[Saved data entries]
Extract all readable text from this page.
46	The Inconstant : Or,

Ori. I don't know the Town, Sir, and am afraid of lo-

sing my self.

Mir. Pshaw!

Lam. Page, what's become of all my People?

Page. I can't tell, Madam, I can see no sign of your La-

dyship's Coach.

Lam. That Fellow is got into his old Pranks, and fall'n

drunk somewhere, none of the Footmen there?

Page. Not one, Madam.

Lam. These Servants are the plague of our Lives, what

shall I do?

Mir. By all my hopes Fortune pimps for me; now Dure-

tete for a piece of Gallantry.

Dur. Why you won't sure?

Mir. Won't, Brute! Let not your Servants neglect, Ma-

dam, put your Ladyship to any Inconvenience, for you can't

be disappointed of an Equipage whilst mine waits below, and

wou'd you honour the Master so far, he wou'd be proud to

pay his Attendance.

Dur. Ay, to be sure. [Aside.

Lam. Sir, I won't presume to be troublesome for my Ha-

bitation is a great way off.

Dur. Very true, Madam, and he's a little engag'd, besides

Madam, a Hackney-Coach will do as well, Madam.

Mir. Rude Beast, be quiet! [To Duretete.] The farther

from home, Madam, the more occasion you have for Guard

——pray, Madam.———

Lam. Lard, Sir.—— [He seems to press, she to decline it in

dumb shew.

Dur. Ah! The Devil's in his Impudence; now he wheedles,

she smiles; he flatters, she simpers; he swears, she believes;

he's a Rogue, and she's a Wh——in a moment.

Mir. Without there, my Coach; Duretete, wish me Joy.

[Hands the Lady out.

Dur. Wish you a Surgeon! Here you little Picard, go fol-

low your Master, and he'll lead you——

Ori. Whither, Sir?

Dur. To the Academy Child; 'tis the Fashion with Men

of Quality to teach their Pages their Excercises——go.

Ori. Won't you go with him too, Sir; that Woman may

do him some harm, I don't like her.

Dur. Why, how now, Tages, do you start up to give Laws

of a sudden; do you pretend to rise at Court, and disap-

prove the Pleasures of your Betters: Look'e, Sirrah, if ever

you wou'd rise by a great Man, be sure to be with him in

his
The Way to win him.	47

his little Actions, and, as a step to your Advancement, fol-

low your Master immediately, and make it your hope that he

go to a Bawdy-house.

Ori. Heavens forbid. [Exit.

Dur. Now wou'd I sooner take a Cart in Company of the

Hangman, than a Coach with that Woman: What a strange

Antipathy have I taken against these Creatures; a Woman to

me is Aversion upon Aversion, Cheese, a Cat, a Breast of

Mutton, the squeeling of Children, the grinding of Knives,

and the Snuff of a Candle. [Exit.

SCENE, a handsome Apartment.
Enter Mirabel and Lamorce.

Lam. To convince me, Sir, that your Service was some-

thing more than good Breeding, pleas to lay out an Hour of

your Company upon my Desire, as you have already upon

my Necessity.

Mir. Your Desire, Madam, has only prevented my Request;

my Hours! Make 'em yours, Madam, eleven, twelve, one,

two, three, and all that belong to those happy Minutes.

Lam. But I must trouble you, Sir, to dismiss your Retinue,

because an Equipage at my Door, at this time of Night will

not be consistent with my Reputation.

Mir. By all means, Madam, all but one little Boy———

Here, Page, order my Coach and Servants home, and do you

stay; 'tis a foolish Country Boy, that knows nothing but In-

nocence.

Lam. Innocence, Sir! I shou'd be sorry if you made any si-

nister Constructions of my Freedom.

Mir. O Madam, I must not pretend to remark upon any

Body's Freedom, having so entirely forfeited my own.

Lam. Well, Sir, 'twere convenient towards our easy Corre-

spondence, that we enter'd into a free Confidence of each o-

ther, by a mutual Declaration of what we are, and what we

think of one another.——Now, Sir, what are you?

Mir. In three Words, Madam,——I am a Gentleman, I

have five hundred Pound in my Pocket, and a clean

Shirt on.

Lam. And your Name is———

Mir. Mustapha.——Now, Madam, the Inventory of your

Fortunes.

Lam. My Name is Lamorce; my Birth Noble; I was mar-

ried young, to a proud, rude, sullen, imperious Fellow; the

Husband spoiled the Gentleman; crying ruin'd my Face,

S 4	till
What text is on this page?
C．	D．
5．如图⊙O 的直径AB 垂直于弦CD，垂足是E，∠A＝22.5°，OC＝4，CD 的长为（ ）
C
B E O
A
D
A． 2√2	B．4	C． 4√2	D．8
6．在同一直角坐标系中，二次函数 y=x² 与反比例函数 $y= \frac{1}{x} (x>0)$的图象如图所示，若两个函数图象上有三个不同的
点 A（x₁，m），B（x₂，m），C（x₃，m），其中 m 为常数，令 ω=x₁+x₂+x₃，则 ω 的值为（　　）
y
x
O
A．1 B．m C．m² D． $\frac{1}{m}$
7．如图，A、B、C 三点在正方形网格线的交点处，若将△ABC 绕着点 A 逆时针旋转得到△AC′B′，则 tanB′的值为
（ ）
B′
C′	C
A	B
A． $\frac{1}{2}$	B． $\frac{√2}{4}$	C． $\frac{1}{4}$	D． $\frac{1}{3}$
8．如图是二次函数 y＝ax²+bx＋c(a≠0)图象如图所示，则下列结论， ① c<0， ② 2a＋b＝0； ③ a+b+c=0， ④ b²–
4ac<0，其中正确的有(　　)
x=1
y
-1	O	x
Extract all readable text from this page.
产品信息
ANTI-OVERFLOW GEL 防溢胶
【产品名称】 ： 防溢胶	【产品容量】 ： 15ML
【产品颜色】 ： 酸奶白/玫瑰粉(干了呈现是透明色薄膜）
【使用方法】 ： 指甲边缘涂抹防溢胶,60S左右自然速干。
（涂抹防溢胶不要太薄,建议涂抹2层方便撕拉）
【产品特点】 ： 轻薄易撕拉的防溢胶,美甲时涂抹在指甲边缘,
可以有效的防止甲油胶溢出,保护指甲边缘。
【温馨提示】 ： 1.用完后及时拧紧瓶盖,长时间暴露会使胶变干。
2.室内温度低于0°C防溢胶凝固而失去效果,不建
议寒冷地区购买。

Objective
Find how many lines of the material carry the string "this". Only the number should be in the answer.

Result
4